Wednesday, October 12, 2005

Jewish evangelism?

Today, in an article about Harriet Miers and evidence that she is a friend and fan of President Bush (I wonder how much detective work went into uncovering that startling fact), Julian Borger provides us with a classic example of how The Guardian’s caricatured view of the right in the States prevents it from reporting the world as it is.

Detailing the grief that Bush is getting from within his own party over the nomination, Borger delivers this:
Many doubters on the right believe she has not shown herself sufficiently committed to evangelical legal causes, such as a ban on abortions and gay marriage.
Borger’s attempt to paint the objections of the right as religiously motivated, through the use of the characterization “evangelical”, reveals the great extent to which he doesn’t know what he is talking about.

In fact, it is the non-religious right that is up in arms over Miers. Evangelical leaders such as Marvin Olasky and James Dobson are in fact supporting the Miers nomination. It is the intellectual right, making distinctly intellectual arguments, that is opposing the nomination.

Layout annotation records:
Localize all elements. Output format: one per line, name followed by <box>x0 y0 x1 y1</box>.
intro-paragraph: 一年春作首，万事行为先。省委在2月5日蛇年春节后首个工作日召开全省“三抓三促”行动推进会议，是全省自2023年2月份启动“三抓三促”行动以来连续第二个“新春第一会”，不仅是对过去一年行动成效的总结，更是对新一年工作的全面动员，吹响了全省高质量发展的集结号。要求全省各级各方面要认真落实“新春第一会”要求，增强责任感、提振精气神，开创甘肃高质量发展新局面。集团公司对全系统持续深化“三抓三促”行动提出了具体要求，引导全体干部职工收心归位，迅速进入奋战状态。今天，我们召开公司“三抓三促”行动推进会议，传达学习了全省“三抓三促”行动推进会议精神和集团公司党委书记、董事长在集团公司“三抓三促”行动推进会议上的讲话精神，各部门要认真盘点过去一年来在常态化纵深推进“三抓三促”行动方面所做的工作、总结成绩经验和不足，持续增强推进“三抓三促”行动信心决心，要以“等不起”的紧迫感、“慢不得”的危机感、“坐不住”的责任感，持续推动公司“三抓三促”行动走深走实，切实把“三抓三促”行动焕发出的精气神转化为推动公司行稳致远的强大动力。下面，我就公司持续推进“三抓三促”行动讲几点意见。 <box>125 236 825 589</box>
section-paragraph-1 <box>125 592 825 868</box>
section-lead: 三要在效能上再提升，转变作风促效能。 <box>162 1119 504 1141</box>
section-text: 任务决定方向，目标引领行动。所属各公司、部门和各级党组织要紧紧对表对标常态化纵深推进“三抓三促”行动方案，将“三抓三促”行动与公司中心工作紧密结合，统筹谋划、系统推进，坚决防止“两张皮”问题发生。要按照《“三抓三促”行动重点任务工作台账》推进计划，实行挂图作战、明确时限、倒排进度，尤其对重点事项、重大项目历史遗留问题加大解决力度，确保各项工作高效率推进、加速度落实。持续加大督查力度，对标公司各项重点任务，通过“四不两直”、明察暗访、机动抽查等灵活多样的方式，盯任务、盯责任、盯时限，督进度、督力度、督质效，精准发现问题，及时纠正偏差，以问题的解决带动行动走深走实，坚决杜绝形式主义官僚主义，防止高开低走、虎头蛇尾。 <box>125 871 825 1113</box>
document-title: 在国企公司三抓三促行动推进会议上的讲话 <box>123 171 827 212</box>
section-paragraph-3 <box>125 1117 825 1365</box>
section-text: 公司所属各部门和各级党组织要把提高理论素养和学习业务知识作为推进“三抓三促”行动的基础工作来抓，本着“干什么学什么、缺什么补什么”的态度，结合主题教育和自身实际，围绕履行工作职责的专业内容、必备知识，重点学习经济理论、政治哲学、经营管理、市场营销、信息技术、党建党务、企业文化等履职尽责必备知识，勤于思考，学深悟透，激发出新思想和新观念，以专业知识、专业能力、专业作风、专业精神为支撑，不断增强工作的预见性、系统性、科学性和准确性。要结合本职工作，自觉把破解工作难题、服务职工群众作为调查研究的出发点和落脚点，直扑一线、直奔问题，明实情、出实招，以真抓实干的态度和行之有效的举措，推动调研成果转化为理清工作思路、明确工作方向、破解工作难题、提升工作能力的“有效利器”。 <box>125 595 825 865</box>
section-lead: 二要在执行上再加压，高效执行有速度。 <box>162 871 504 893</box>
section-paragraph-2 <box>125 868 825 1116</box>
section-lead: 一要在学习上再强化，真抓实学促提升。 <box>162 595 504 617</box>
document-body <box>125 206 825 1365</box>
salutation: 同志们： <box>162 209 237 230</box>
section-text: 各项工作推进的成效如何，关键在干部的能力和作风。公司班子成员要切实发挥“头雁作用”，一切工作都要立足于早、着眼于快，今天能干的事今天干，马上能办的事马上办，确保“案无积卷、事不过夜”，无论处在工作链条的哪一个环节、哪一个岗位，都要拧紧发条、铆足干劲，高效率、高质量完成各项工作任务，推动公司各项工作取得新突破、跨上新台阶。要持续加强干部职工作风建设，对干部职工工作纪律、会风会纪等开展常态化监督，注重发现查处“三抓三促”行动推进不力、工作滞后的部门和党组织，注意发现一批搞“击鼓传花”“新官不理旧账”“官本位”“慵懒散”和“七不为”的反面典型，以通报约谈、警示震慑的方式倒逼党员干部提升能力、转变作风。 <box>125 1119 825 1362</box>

Required task »
For each statement, say yes or no according to the text on Harriet Miers, and quote the exact words that decide it. 1. Evangelical leaders such as James Dobson oppose the Miers nomination. 2. The writer says the non-religious right is the group angry about Miers. 3. The quoted passage from the article gives a ban on abortions as an example of an evangelical legal cause.

Response »
1. No: "Evangelical leaders such as Marvin Olasky and James Dobson are in fact supporting the Miers nomination."
2. Yes: "it is the non-religious right that is up in arms over Miers."
3. Yes: "evangelical legal causes, such as a ban on abortions and gay marriage."